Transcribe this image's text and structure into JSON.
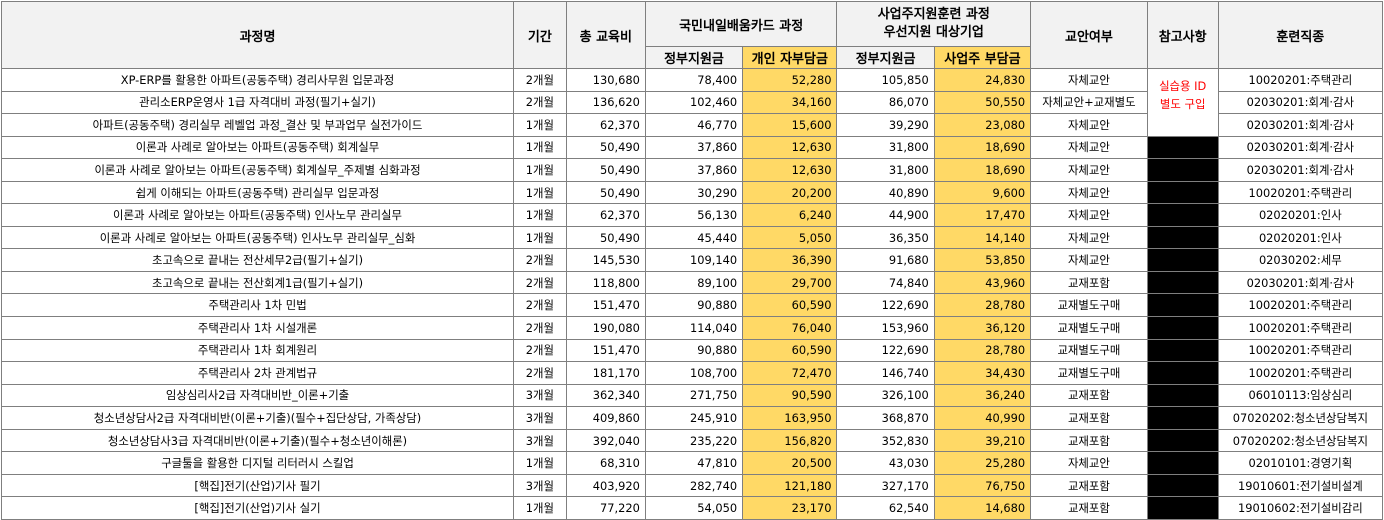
{
  "headers": {
    "course_name": "과정명",
    "period": "기간",
    "total_fee": "총 교육비",
    "card_group": "국민내일배움카드 과정",
    "employer_group_line1": "사업주지원훈련 과정",
    "employer_group_line2": "우선지원 대상기업",
    "textbook": "교안여부",
    "notes": "참고사항",
    "job_type": "훈련직종",
    "gov_support": "정부지원금",
    "personal_burden": "개인 자부담금",
    "gov_support2": "정부지원금",
    "employer_burden": "사업주 부담금"
  },
  "note_text_line1": "실습용 ID",
  "note_text_line2": "별도 구입",
  "colors": {
    "header_bg": "#f2f2f2",
    "highlight": "#ffd966",
    "note_text": "#ff0000",
    "blocked": "#000000"
  },
  "rows": [
    {
      "name": "XP-ERP를 활용한 아파트(공동주택) 경리사무원 입문과정",
      "period": "2개월",
      "total": "130,680",
      "gov": "78,400",
      "personal": "52,280",
      "gov2": "105,850",
      "employer": "24,830",
      "textbook": "자체교안",
      "job": "10020201:주택관리"
    },
    {
      "name": "관리소ERP운영사 1급 자격대비 과정(필기+실기)",
      "period": "2개월",
      "total": "136,620",
      "gov": "102,460",
      "personal": "34,160",
      "gov2": "86,070",
      "employer": "50,550",
      "textbook": "자체교안+교재별도",
      "job": "02030201:회계·감사"
    },
    {
      "name": "아파트(공동주택) 경리실무 레벨업 과정_결산 및 부과업무 실전가이드",
      "period": "1개월",
      "total": "62,370",
      "gov": "46,770",
      "personal": "15,600",
      "gov2": "39,290",
      "employer": "23,080",
      "textbook": "자체교안",
      "job": "02030201:회계·감사"
    },
    {
      "name": "이론과 사례로 알아보는 아파트(공동주택) 회계실무",
      "period": "1개월",
      "total": "50,490",
      "gov": "37,860",
      "personal": "12,630",
      "gov2": "31,800",
      "employer": "18,690",
      "textbook": "자체교안",
      "job": "02030201:회계·감사"
    },
    {
      "name": "이론과 사례로 알아보는 아파트(공동주택) 회계실무_주제별 심화과정",
      "period": "1개월",
      "total": "50,490",
      "gov": "37,860",
      "personal": "12,630",
      "gov2": "31,800",
      "employer": "18,690",
      "textbook": "자체교안",
      "job": "02030201:회계·감사"
    },
    {
      "name": "쉽게 이해되는 아파트(공동주택) 관리실무 입문과정",
      "period": "1개월",
      "total": "50,490",
      "gov": "30,290",
      "personal": "20,200",
      "gov2": "40,890",
      "employer": "9,600",
      "textbook": "자체교안",
      "job": "10020201:주택관리"
    },
    {
      "name": "이론과 사례로 알아보는 아파트(공동주택) 인사노무 관리실무",
      "period": "1개월",
      "total": "62,370",
      "gov": "56,130",
      "personal": "6,240",
      "gov2": "44,900",
      "employer": "17,470",
      "textbook": "자체교안",
      "job": "02020201:인사"
    },
    {
      "name": "이론과 사례로 알아보는 아파트(공동주택) 인사노무 관리실무_심화",
      "period": "1개월",
      "total": "50,490",
      "gov": "45,440",
      "personal": "5,050",
      "gov2": "36,350",
      "employer": "14,140",
      "textbook": "자체교안",
      "job": "02020201:인사"
    },
    {
      "name": "초고속으로 끝내는 전산세무2급(필기+실기)",
      "period": "2개월",
      "total": "145,530",
      "gov": "109,140",
      "personal": "36,390",
      "gov2": "91,680",
      "employer": "53,850",
      "textbook": "자체교안",
      "job": "02030202:세무"
    },
    {
      "name": "초고속으로 끝내는 전산회계1급(필기+실기)",
      "period": "2개월",
      "total": "118,800",
      "gov": "89,100",
      "personal": "29,700",
      "gov2": "74,840",
      "employer": "43,960",
      "textbook": "교재포함",
      "job": "02030201:회계·감사"
    },
    {
      "name": "주택관리사 1차 민법",
      "period": "2개월",
      "total": "151,470",
      "gov": "90,880",
      "personal": "60,590",
      "gov2": "122,690",
      "employer": "28,780",
      "textbook": "교재별도구매",
      "job": "10020201:주택관리"
    },
    {
      "name": "주택관리사 1차 시설개론",
      "period": "2개월",
      "total": "190,080",
      "gov": "114,040",
      "personal": "76,040",
      "gov2": "153,960",
      "employer": "36,120",
      "textbook": "교재별도구매",
      "job": "10020201:주택관리"
    },
    {
      "name": "주택관리사 1차 회계원리",
      "period": "2개월",
      "total": "151,470",
      "gov": "90,880",
      "personal": "60,590",
      "gov2": "122,690",
      "employer": "28,780",
      "textbook": "교재별도구매",
      "job": "10020201:주택관리"
    },
    {
      "name": "주택관리사 2차 관계법규",
      "period": "2개월",
      "total": "181,170",
      "gov": "108,700",
      "personal": "72,470",
      "gov2": "146,740",
      "employer": "34,430",
      "textbook": "교재별도구매",
      "job": "10020201:주택관리"
    },
    {
      "name": "임상심리사2급 자격대비반_이론+기출",
      "period": "3개월",
      "total": "362,340",
      "gov": "271,750",
      "personal": "90,590",
      "gov2": "326,100",
      "employer": "36,240",
      "textbook": "교재포함",
      "job": "06010113:임상심리"
    },
    {
      "name": "청소년상담사2급 자격대비반(이론+기출)(필수+집단상담, 가족상담)",
      "period": "3개월",
      "total": "409,860",
      "gov": "245,910",
      "personal": "163,950",
      "gov2": "368,870",
      "employer": "40,990",
      "textbook": "교재포함",
      "job": "07020202:청소년상담복지"
    },
    {
      "name": "청소년상담사3급 자격대비반(이론+기출)(필수+청소년이해론)",
      "period": "3개월",
      "total": "392,040",
      "gov": "235,220",
      "personal": "156,820",
      "gov2": "352,830",
      "employer": "39,210",
      "textbook": "교재포함",
      "job": "07020202:청소년상담복지"
    },
    {
      "name": "구글툴을 활용한 디지털 리터러시 스킬업",
      "period": "1개월",
      "total": "68,310",
      "gov": "47,810",
      "personal": "20,500",
      "gov2": "43,030",
      "employer": "25,280",
      "textbook": "자체교안",
      "job": "02010101:경영기획"
    },
    {
      "name": "[핵집]전기(산업)기사 필기",
      "period": "3개월",
      "total": "403,920",
      "gov": "282,740",
      "personal": "121,180",
      "gov2": "327,170",
      "employer": "76,750",
      "textbook": "교재포함",
      "job": "19010601:전기설비설계"
    },
    {
      "name": "[핵집]전기(산업)기사 실기",
      "period": "1개월",
      "total": "77,220",
      "gov": "54,050",
      "personal": "23,170",
      "gov2": "62,540",
      "employer": "14,680",
      "textbook": "교재포함",
      "job": "19010602:전기설비감리"
    }
  ]
}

- - - -

- **Exercise task**
Do not include the images; transcribe the rest of the listing exactly.

- **Final result**
Transcribe this image's text and structure into JSON.
{
  "headers": {
    "course_name": "과정명",
    "period": "기간",
    "total_fee": "총 교육비",
    "card_group": "국민내일배움카드 과정",
    "employer_group_line1": "사업주지원훈련 과정",
    "employer_group_line2": "우선지원 대상기업",
    "textbook": "교안여부",
    "notes": "참고사항",
    "job_type": "훈련직종",
    "gov_support": "정부지원금",
    "personal_burden": "개인 자부담금",
    "gov_support2": "정부지원금",
    "employer_burden": "사업주 부담금"
  },
  "note_text_line1": "실습용 ID",
  "note_text_line2": "별도 구입",
  "colors": {
    "header_bg": "#f2f2f2",
    "highlight": "#ffd966",
    "note_text": "#ff0000",
    "blocked": "#000000"
  },
  "rows": [
    {
      "name": "XP-ERP를 활용한 아파트(공동주택) 경리사무원 입문과정",
      "period": "2개월",
      "total": "130,680",
      "gov": "78,400",
      "personal": "52,280",
      "gov2": "105,850",
      "employer": "24,830",
      "textbook": "자체교안",
      "job": "10020201:주택관리"
    },
    {
      "name": "관리소ERP운영사 1급 자격대비 과정(필기+실기)",
      "period": "2개월",
      "total": "136,620",
      "gov": "102,460",
      "personal": "34,160",
      "gov2": "86,070",
      "employer": "50,550",
      "textbook": "자체교안+교재별도",
      "job": "02030201:회계·감사"
    },
    {
      "name": "아파트(공동주택) 경리실무 레벨업 과정_결산 및 부과업무 실전가이드",
      "period": "1개월",
      "total": "62,370",
      "gov": "46,770",
      "personal": "15,600",
      "gov2": "39,290",
      "employer": "23,080",
      "textbook": "자체교안",
      "job": "02030201:회계·감사"
    },
    {
      "name": "이론과 사례로 알아보는 아파트(공동주택) 회계실무",
      "period": "1개월",
      "total": "50,490",
      "gov": "37,860",
      "personal": "12,630",
      "gov2": "31,800",
      "employer": "18,690",
      "textbook": "자체교안",
      "job": "02030201:회계·감사"
    },
    {
      "name": "이론과 사례로 알아보는 아파트(공동주택) 회계실무_주제별 심화과정",
      "period": "1개월",
      "total": "50,490",
      "gov": "37,860",
      "personal": "12,630",
      "gov2": "31,800",
      "employer": "18,690",
      "textbook": "자체교안",
      "job": "02030201:회계·감사"
    },
    {
      "name": "쉽게 이해되는 아파트(공동주택) 관리실무 입문과정",
      "period": "1개월",
      "total": "50,490",
      "gov": "30,290",
      "personal": "20,200",
      "gov2": "40,890",
      "employer": "9,600",
      "textbook": "자체교안",
      "job": "10020201:주택관리"
    },
    {
      "name": "이론과 사례로 알아보는 아파트(공동주택) 인사노무 관리실무",
      "period": "1개월",
      "total": "62,370",
      "gov": "56,130",
      "personal": "6,240",
      "gov2": "44,900",
      "employer": "17,470",
      "textbook": "자체교안",
      "job": "02020201:인사"
    },
    {
      "name": "이론과 사례로 알아보는 아파트(공동주택) 인사노무 관리실무_심화",
      "period": "1개월",
      "total": "50,490",
      "gov": "45,440",
      "personal": "5,050",
      "gov2": "36,350",
      "employer": "14,140",
      "textbook": "자체교안",
      "job": "02020201:인사"
    },
    {
      "name": "초고속으로 끝내는 전산세무2급(필기+실기)",
      "period": "2개월",
      "total": "145,530",
      "gov": "109,140",
      "personal": "36,390",
      "gov2": "91,680",
      "employer": "53,850",
      "textbook": "자체교안",
      "job": "02030202:세무"
    },
    {
      "name": "초고속으로 끝내는 전산회계1급(필기+실기)",
      "period": "2개월",
      "total": "118,800",
      "gov": "89,100",
      "personal": "29,700",
      "gov2": "74,840",
      "employer": "43,960",
      "textbook": "교재포함",
      "job": "02030201:회계·감사"
    },
    {
      "name": "주택관리사 1차 민법",
      "period": "2개월",
      "total": "151,470",
      "gov": "90,880",
      "personal": "60,590",
      "gov2": "122,690",
      "employer": "28,780",
      "textbook": "교재별도구매",
      "job": "10020201:주택관리"
    },
    {
      "name": "주택관리사 1차 시설개론",
      "period": "2개월",
      "total": "190,080",
      "gov": "114,040",
      "personal": "76,040",
      "gov2": "153,960",
      "employer": "36,120",
      "textbook": "교재별도구매",
      "job": "10020201:주택관리"
    },
    {
      "name": "주택관리사 1차 회계원리",
      "period": "2개월",
      "total": "151,470",
      "gov": "90,880",
      "personal": "60,590",
      "gov2": "122,690",
      "employer": "28,780",
      "textbook": "교재별도구매",
      "job": "10020201:주택관리"
    },
    {
      "name": "주택관리사 2차 관계법규",
      "period": "2개월",
      "total": "181,170",
      "gov": "108,700",
      "personal": "72,470",
      "gov2": "146,740",
      "employer": "34,430",
      "textbook": "교재별도구매",
      "job": "10020201:주택관리"
    },
    {
      "name": "임상심리사2급 자격대비반_이론+기출",
      "period": "3개월",
      "total": "362,340",
      "gov": "271,750",
      "personal": "90,590",
      "gov2": "326,100",
      "employer": "36,240",
      "textbook": "교재포함",
      "job": "06010113:임상심리"
    },
    {
      "name": "청소년상담사2급 자격대비반(이론+기출)(필수+집단상담, 가족상담)",
      "period": "3개월",
      "total": "409,860",
      "gov": "245,910",
      "personal": "163,950",
      "gov2": "368,870",
      "employer": "40,990",
      "textbook": "교재포함",
      "job": "07020202:청소년상담복지"
    },
    {
      "name": "청소년상담사3급 자격대비반(이론+기출)(필수+청소년이해론)",
      "period": "3개월",
      "total": "392,040",
      "gov": "235,220",
      "personal": "156,820",
      "gov2": "352,830",
      "employer": "39,210",
      "textbook": "교재포함",
      "job": "07020202:청소년상담복지"
    },
    {
      "name": "구글툴을 활용한 디지털 리터러시 스킬업",
      "period": "1개월",
      "total": "68,310",
      "gov": "47,810",
      "personal": "20,500",
      "gov2": "43,030",
      "employer": "25,280",
      "textbook": "자체교안",
      "job": "02010101:경영기획"
    },
    {
      "name": "[핵집]전기(산업)기사 필기",
      "period": "3개월",
      "total": "403,920",
      "gov": "282,740",
      "personal": "121,180",
      "gov2": "327,170",
      "employer": "76,750",
      "textbook": "교재포함",
      "job": "19010601:전기설비설계"
    },
    {
      "name": "[핵집]전기(산업)기사 실기",
      "period": "1개월",
      "total": "77,220",
      "gov": "54,050",
      "personal": "23,170",
      "gov2": "62,540",
      "employer": "14,680",
      "textbook": "교재포함",
      "job": "19010602:전기설비감리"
    }
  ]
}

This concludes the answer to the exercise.